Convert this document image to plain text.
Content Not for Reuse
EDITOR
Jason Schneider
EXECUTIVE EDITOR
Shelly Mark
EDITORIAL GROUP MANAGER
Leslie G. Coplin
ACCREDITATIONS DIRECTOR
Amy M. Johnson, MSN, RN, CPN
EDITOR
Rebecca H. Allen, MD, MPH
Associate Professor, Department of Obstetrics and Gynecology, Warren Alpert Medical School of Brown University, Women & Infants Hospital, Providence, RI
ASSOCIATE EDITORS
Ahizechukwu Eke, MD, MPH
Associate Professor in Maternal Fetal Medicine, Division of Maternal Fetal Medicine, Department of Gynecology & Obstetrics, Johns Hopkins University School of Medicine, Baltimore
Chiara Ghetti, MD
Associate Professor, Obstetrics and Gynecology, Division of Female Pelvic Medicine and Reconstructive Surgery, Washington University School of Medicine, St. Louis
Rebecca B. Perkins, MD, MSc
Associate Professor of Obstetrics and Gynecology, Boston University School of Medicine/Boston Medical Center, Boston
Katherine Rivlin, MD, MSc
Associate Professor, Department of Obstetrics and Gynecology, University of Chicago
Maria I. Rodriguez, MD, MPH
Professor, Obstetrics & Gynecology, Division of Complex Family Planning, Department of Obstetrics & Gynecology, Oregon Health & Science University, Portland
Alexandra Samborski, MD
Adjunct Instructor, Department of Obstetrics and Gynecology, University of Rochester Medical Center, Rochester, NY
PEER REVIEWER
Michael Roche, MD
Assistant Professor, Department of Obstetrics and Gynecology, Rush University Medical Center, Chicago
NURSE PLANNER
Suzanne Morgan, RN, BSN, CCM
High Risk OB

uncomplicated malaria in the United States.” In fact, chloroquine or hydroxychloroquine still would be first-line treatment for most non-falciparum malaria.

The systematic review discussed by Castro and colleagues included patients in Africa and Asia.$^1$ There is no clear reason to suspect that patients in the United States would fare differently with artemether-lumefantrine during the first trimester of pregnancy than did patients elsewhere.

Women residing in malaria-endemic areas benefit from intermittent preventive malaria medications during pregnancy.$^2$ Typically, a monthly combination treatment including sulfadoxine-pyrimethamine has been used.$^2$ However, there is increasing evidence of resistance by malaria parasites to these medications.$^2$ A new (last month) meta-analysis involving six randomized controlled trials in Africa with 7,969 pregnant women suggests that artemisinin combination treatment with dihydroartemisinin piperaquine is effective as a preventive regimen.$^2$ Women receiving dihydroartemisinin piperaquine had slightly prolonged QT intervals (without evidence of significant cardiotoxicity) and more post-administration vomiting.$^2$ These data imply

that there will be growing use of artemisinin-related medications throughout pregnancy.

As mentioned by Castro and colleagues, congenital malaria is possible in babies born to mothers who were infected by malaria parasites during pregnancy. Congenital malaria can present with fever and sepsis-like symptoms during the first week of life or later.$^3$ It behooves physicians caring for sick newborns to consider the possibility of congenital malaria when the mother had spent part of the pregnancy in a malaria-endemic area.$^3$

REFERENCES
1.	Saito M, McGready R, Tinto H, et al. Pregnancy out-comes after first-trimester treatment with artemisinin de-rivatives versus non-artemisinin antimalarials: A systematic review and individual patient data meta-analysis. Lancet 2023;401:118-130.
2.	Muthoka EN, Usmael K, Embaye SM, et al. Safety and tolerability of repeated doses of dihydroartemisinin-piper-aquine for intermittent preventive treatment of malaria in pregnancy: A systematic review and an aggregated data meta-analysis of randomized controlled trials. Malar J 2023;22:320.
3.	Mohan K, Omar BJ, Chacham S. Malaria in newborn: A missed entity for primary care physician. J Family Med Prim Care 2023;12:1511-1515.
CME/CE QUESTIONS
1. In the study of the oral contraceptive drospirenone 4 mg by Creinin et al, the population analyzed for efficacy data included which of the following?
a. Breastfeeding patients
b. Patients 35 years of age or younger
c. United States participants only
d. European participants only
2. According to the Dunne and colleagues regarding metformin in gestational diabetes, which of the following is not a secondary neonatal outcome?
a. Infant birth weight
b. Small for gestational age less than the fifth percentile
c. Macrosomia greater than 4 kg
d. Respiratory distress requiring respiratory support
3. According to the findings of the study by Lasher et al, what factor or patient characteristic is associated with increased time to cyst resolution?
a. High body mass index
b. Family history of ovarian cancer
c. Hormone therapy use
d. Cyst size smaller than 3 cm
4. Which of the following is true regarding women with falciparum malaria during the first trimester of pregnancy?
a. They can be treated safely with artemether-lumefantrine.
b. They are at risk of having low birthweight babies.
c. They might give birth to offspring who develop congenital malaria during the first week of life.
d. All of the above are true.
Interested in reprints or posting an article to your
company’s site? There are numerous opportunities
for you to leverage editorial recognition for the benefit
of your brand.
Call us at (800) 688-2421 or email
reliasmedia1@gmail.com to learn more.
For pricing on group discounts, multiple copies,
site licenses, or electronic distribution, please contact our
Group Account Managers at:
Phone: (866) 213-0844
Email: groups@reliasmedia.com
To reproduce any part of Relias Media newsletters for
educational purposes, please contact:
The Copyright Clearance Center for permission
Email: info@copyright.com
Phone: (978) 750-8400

> **What is required**
Look through the material and report how many of its lines hold the string "following", giving the number only.

> **Task solution**
3